Your objective: All of the material below is to be returned exactly.
------------------------------------------------------------
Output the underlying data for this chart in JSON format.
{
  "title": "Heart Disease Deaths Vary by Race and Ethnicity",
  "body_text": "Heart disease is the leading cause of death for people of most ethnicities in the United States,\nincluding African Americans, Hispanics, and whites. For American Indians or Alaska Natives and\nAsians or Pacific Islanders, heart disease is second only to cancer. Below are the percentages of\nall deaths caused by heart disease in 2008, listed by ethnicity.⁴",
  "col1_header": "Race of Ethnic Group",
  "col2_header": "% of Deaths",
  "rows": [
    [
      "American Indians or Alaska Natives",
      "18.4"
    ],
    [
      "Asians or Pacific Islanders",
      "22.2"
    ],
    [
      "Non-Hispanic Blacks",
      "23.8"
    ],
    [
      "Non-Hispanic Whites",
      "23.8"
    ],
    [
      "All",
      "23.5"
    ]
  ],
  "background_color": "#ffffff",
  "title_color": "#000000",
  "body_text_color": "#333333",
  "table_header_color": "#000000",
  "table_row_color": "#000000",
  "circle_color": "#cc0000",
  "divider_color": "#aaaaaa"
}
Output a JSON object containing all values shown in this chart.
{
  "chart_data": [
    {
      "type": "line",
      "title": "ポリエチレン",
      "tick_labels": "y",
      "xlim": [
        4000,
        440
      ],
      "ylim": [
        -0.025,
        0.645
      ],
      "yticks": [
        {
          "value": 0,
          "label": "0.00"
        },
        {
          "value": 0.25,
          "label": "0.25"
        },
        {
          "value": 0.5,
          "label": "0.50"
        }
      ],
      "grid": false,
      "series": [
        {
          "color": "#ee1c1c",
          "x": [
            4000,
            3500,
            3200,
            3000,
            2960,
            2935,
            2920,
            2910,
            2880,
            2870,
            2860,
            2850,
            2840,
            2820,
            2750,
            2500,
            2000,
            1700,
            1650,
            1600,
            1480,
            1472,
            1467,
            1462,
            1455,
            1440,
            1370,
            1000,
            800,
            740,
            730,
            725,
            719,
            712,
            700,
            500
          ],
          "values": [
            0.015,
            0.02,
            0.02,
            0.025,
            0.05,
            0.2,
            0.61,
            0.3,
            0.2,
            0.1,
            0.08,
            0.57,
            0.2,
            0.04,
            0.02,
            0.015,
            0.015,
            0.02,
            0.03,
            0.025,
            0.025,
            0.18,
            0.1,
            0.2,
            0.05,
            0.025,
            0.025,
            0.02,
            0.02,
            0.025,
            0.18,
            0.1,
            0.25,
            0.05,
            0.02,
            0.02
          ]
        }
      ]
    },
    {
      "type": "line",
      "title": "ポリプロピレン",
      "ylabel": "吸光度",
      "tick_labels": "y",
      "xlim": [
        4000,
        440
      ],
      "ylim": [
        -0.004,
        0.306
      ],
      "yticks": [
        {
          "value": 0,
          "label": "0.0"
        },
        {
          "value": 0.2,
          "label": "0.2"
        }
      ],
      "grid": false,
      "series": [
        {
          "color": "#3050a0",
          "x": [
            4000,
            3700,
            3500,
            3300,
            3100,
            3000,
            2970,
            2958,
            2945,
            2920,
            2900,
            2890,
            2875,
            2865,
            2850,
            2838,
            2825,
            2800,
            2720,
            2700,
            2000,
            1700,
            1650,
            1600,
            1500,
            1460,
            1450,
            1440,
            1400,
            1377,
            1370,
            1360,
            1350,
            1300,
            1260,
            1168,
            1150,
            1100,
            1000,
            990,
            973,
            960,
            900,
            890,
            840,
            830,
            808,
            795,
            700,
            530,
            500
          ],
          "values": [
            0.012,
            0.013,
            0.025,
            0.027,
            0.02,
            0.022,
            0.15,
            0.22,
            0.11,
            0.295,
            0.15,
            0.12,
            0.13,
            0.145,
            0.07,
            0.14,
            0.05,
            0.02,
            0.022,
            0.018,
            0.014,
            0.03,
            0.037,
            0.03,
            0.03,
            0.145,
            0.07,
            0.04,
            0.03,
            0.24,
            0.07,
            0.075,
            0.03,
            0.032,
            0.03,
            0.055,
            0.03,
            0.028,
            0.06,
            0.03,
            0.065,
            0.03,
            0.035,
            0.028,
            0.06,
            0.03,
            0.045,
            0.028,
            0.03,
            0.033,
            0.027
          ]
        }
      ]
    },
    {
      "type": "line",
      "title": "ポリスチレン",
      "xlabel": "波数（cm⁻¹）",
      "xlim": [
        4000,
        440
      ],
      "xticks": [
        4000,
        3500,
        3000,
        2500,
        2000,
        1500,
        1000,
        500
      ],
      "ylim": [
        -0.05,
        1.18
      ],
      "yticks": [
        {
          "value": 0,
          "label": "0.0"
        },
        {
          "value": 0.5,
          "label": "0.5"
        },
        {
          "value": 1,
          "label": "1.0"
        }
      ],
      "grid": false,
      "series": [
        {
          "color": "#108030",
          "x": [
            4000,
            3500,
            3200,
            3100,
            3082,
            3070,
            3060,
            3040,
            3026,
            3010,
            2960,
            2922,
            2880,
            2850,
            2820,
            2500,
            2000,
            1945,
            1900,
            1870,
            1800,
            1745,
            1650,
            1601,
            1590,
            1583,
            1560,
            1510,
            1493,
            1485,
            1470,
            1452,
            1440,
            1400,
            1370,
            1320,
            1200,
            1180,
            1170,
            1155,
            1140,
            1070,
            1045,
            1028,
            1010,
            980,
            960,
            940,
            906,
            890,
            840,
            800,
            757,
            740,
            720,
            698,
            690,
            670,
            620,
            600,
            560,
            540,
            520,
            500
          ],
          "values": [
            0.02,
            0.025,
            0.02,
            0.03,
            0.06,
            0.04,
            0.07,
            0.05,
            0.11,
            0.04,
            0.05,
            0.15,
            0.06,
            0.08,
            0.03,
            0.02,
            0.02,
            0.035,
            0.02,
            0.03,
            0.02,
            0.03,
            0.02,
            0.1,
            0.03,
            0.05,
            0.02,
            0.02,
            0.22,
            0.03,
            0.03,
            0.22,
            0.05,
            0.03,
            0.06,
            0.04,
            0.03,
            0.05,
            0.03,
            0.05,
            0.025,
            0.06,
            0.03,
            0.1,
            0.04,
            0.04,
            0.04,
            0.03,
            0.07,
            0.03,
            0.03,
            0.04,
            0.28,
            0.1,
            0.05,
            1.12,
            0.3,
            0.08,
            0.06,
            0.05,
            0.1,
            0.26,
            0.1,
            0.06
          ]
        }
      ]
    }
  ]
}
------------------------------------------------------------
Task response:
Output the underlying data for this chart in JSON format.
{
  "title": "Heart Disease Deaths Vary by Race and Ethnicity",
  "body_text": "Heart disease is the leading cause of death for people of most ethnicities in the United States,\nincluding African Americans, Hispanics, and whites. For American Indians or Alaska Natives and\nAsians or Pacific Islanders, heart disease is second only to cancer. Below are the percentages of\nall deaths caused by heart disease in 2008, listed by ethnicity.⁴",
  "col1_header": "Race of Ethnic Group",
  "col2_header": "% of Deaths",
  "rows": [
    [
      "American Indians or Alaska Natives",
      "18.4"
    ],
    [
      "Asians or Pacific Islanders",
      "22.2"
    ],
    [
      "Non-Hispanic Blacks",
      "23.8"
    ],
    [
      "Non-Hispanic Whites",
      "23.8"
    ],
    [
      "All",
      "23.5"
    ]
  ],
  "background_color": "#ffffff",
  "title_color": "#000000",
  "body_text_color": "#333333",
  "table_header_color": "#000000",
  "table_row_color": "#000000",
  "circle_color": "#cc0000",
  "divider_color": "#aaaaaa"
}
Output a JSON object containing all values shown in this chart.
{
  "chart_data": [
    {
      "type": "line",
      "title": "ポリエチレン",
      "tick_labels": "y",
      "xlim": [
        4000,
        440
      ],
      "ylim": [
        -0.025,
        0.645
      ],
      "yticks": [
        {
          "value": 0,
          "label": "0.00"
        },
        {
          "value": 0.25,
          "label": "0.25"
        },
        {
          "value": 0.5,
          "label": "0.50"
        }
      ],
      "grid": false,
      "series": [
        {
          "color": "#ee1c1c",
          "x": [
            4000,
            3500,
            3200,
            3000,
            2960,
            2935,
            2920,
            2910,
            2880,
            2870,
            2860,
            2850,
            2840,
            2820,
            2750,
            2500,
            2000,
            1700,
            1650,
            1600,
            1480,
            1472,
            1467,
            1462,
            1455,
            1440,
            1370,
            1000,
            800,
            740,
            730,
            725,
            719,
            712,
            700,
            500
          ],
          "values": [
            0.015,
            0.02,
            0.02,
            0.025,
            0.05,
            0.2,
            0.61,
            0.3,
            0.2,
            0.1,
            0.08,
            0.57,
            0.2,
            0.04,
            0.02,
            0.015,
            0.015,
            0.02,
            0.03,
            0.025,
            0.025,
            0.18,
            0.1,
            0.2,
            0.05,
            0.025,
            0.025,
            0.02,
            0.02,
            0.025,
            0.18,
            0.1,
            0.25,
            0.05,
            0.02,
            0.02
          ]
        }
      ]
    },
    {
      "type": "line",
      "title": "ポリプロピレン",
      "ylabel": "吸光度",
      "tick_labels": "y",
      "xlim": [
        4000,
        440
      ],
      "ylim": [
        -0.004,
        0.306
      ],
      "yticks": [
        {
          "value": 0,
          "label": "0.0"
        },
        {
          "value": 0.2,
          "label": "0.2"
        }
      ],
      "grid": false,
      "series": [
        {
          "color": "#3050a0",
          "x": [
            4000,
            3700,
            3500,
            3300,
            3100,
            3000,
            2970,
            2958,
            2945,
            2920,
            2900,
            2890,
            2875,
            2865,
            2850,
            2838,
            2825,
            2800,
            2720,
            2700,
            2000,
            1700,
            1650,
            1600,
            1500,
            1460,
            1450,
            1440,
            1400,
            1377,
            1370,
            1360,
            1350,
            1300,
            1260,
            1168,
            1150,
            1100,
            1000,
            990,
            973,
            960,
            900,
            890,
            840,
            830,
            808,
            795,
            700,
            530,
            500
          ],
          "values": [
            0.012,
            0.013,
            0.025,
            0.027,
            0.02,
            0.022,
            0.15,
            0.22,
            0.11,
            0.295,
            0.15,
            0.12,
            0.13,
            0.145,
            0.07,
            0.14,
            0.05,
            0.02,
            0.022,
            0.018,
            0.014,
            0.03,
            0.037,
            0.03,
            0.03,
            0.145,
            0.07,
            0.04,
            0.03,
            0.24,
            0.07,
            0.075,
            0.03,
            0.032,
            0.03,
            0.055,
            0.03,
            0.028,
            0.06,
            0.03,
            0.065,
            0.03,
            0.035,
            0.028,
            0.06,
            0.03,
            0.045,
            0.028,
            0.03,
            0.033,
            0.027
          ]
        }
      ]
    },
    {
      "type": "line",
      "title": "ポリスチレン",
      "xlabel": "波数（cm⁻¹）",
      "xlim": [
        4000,
        440
      ],
      "xticks": [
        4000,
        3500,
        3000,
        2500,
        2000,
        1500,
        1000,
        500
      ],
      "ylim": [
        -0.05,
        1.18
      ],
      "yticks": [
        {
          "value": 0,
          "label": "0.0"
        },
        {
          "value": 0.5,
          "label": "0.5"
        },
        {
          "value": 1,
          "label": "1.0"
        }
      ],
      "grid": false,
      "series": [
        {
          "color": "#108030",
          "x": [
            4000,
            3500,
            3200,
            3100,
            3082,
            3070,
            3060,
            3040,
            3026,
            3010,
            2960,
            2922,
            2880,
            2850,
            2820,
            2500,
            2000,
            1945,
            1900,
            1870,
            1800,
            1745,
            1650,
            1601,
            1590,
            1583,
            1560,
            1510,
            1493,
            1485,
            1470,
            1452,
            1440,
            1400,
            1370,
            1320,
            1200,
            1180,
            1170,
            1155,
            1140,
            1070,
            1045,
            1028,
            1010,
            980,
            960,
            940,
            906,
            890,
            840,
            800,
            757,
            740,
            720,
            698,
            690,
            670,
            620,
            600,
            560,
            540,
            520,
            500
          ],
          "values": [
            0.02,
            0.025,
            0.02,
            0.03,
            0.06,
            0.04,
            0.07,
            0.05,
            0.11,
            0.04,
            0.05,
            0.15,
            0.06,
            0.08,
            0.03,
            0.02,
            0.02,
            0.035,
            0.02,
            0.03,
            0.02,
            0.03,
            0.02,
            0.1,
            0.03,
            0.05,
            0.02,
            0.02,
            0.22,
            0.03,
            0.03,
            0.22,
            0.05,
            0.03,
            0.06,
            0.04,
            0.03,
            0.05,
            0.03,
            0.05,
            0.025,
            0.06,
            0.03,
            0.1,
            0.04,
            0.04,
            0.04,
            0.03,
            0.07,
            0.03,
            0.03,
            0.04,
            0.28,
            0.1,
            0.05,
            1.12,
            0.3,
            0.08,
            0.06,
            0.05,
            0.1,
            0.26,
            0.1,
            0.06
          ]
        }
      ]
    }
  ]
}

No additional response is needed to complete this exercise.